### Required work
Transcribe all of the material exactly.

## START Source data

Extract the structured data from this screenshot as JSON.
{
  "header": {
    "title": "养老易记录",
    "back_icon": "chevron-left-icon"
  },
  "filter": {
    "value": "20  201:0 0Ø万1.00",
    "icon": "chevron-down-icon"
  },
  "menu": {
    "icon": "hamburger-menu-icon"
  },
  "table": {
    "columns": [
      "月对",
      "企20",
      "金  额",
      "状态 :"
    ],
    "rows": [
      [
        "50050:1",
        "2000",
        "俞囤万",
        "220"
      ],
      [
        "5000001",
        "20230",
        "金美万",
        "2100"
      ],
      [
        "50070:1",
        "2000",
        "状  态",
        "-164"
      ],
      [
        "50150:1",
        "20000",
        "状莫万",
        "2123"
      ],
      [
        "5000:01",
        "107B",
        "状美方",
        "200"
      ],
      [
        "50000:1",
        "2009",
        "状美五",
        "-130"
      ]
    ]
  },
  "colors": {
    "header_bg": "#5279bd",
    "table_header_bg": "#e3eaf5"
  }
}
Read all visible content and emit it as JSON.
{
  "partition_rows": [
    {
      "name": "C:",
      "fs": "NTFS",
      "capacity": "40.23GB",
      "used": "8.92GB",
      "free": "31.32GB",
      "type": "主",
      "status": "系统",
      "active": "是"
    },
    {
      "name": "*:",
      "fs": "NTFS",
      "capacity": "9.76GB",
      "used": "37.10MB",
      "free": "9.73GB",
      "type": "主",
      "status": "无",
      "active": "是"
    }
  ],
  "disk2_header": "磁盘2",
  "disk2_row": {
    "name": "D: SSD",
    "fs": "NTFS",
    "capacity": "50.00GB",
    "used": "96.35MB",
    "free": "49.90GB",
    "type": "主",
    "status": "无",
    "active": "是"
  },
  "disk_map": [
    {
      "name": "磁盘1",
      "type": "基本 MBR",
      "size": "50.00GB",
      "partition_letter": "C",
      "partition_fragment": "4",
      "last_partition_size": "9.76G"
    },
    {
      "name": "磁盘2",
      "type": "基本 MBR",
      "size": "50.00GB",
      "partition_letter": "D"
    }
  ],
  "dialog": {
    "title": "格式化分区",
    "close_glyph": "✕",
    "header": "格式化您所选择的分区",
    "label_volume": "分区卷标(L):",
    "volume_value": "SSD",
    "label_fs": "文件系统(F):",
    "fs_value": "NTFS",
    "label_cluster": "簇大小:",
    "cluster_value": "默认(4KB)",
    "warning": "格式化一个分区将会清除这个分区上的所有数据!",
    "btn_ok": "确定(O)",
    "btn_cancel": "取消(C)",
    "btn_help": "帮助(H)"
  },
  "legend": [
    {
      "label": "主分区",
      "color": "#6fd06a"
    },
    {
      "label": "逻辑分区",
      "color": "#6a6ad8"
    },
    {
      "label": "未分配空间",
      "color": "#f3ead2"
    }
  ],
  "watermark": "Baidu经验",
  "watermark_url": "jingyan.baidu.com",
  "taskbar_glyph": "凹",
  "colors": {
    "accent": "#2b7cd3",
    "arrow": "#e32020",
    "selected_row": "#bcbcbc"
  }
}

## END Source data

### Full response
Extract the structured data from this screenshot as JSON.
{
  "header": {
    "title": "养老易记录",
    "back_icon": "chevron-left-icon"
  },
  "filter": {
    "value": "20  201:0 0Ø万1.00",
    "icon": "chevron-down-icon"
  },
  "menu": {
    "icon": "hamburger-menu-icon"
  },
  "table": {
    "columns": [
      "月对",
      "企20",
      "金  额",
      "状态 :"
    ],
    "rows": [
      [
        "50050:1",
        "2000",
        "俞囤万",
        "220"
      ],
      [
        "5000001",
        "20230",
        "金美万",
        "2100"
      ],
      [
        "50070:1",
        "2000",
        "状  态",
        "-164"
      ],
      [
        "50150:1",
        "20000",
        "状莫万",
        "2123"
      ],
      [
        "5000:01",
        "107B",
        "状美方",
        "200"
      ],
      [
        "50000:1",
        "2009",
        "状美五",
        "-130"
      ]
    ]
  },
  "colors": {
    "header_bg": "#5279bd",
    "table_header_bg": "#e3eaf5"
  }
}
Read all visible content and emit it as JSON.
{
  "partition_rows": [
    {
      "name": "C:",
      "fs": "NTFS",
      "capacity": "40.23GB",
      "used": "8.92GB",
      "free": "31.32GB",
      "type": "主",
      "status": "系统",
      "active": "是"
    },
    {
      "name": "*:",
      "fs": "NTFS",
      "capacity": "9.76GB",
      "used": "37.10MB",
      "free": "9.73GB",
      "type": "主",
      "status": "无",
      "active": "是"
    }
  ],
  "disk2_header": "磁盘2",
  "disk2_row": {
    "name": "D: SSD",
    "fs": "NTFS",
    "capacity": "50.00GB",
    "used": "96.35MB",
    "free": "49.90GB",
    "type": "主",
    "status": "无",
    "active": "是"
  },
  "disk_map": [
    {
      "name": "磁盘1",
      "type": "基本 MBR",
      "size": "50.00GB",
      "partition_letter": "C",
      "partition_fragment": "4",
      "last_partition_size": "9.76G"
    },
    {
      "name": "磁盘2",
      "type": "基本 MBR",
      "size": "50.00GB",
      "partition_letter": "D"
    }
  ],
  "dialog": {
    "title": "格式化分区",
    "close_glyph": "✕",
    "header": "格式化您所选择的分区",
    "label_volume": "分区卷标(L):",
    "volume_value": "SSD",
    "label_fs": "文件系统(F):",
    "fs_value": "NTFS",
    "label_cluster": "簇大小:",
    "cluster_value": "默认(4KB)",
    "warning": "格式化一个分区将会清除这个分区上的所有数据!",
    "btn_ok": "确定(O)",
    "btn_cancel": "取消(C)",
    "btn_help": "帮助(H)"
  },
  "legend": [
    {
      "label": "主分区",
      "color": "#6fd06a"
    },
    {
      "label": "逻辑分区",
      "color": "#6a6ad8"
    },
    {
      "label": "未分配空间",
      "color": "#f3ead2"
    }
  ],
  "watermark": "Baidu经验",
  "watermark_url": "jingyan.baidu.com",
  "taskbar_glyph": "凹",
  "colors": {
    "accent": "#2b7cd3",
    "arrow": "#e32020",
    "selected_row": "#bcbcbc"
  }
}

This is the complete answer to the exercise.